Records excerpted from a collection
○ ○ ○
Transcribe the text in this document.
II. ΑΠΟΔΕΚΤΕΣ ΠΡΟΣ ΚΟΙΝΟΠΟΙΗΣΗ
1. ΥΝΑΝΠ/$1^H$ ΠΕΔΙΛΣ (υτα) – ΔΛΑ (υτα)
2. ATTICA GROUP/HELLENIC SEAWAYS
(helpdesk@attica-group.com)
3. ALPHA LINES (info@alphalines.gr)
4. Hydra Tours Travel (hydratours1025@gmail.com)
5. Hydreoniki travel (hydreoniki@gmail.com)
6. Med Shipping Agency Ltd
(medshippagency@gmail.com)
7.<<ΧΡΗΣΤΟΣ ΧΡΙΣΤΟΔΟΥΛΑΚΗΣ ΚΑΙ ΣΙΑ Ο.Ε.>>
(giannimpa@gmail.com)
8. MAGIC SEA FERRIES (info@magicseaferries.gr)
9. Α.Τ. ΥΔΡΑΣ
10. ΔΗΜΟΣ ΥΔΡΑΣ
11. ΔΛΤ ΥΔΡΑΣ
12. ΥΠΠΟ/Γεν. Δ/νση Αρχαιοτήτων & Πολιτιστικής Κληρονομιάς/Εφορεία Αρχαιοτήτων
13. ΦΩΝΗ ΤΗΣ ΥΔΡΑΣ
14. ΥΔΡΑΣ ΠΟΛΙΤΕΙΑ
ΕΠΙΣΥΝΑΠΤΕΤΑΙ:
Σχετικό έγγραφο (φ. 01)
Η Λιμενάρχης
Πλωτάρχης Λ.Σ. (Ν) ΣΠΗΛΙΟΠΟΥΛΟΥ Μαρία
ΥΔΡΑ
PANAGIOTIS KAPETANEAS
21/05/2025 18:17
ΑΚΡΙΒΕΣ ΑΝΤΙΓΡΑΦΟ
○ ○ ○
TASK REQUIREMENTS: Gather all lines of the records that include the word "gmail".

SOLUTION FOR THIS EXERCISE:
4. Hydra Tours Travel (hydratours1025@gmail.com)
5. Hydreoniki travel (hydreoniki@gmail.com)
(medshippagency@gmail.com)
(giannimpa@gmail.com)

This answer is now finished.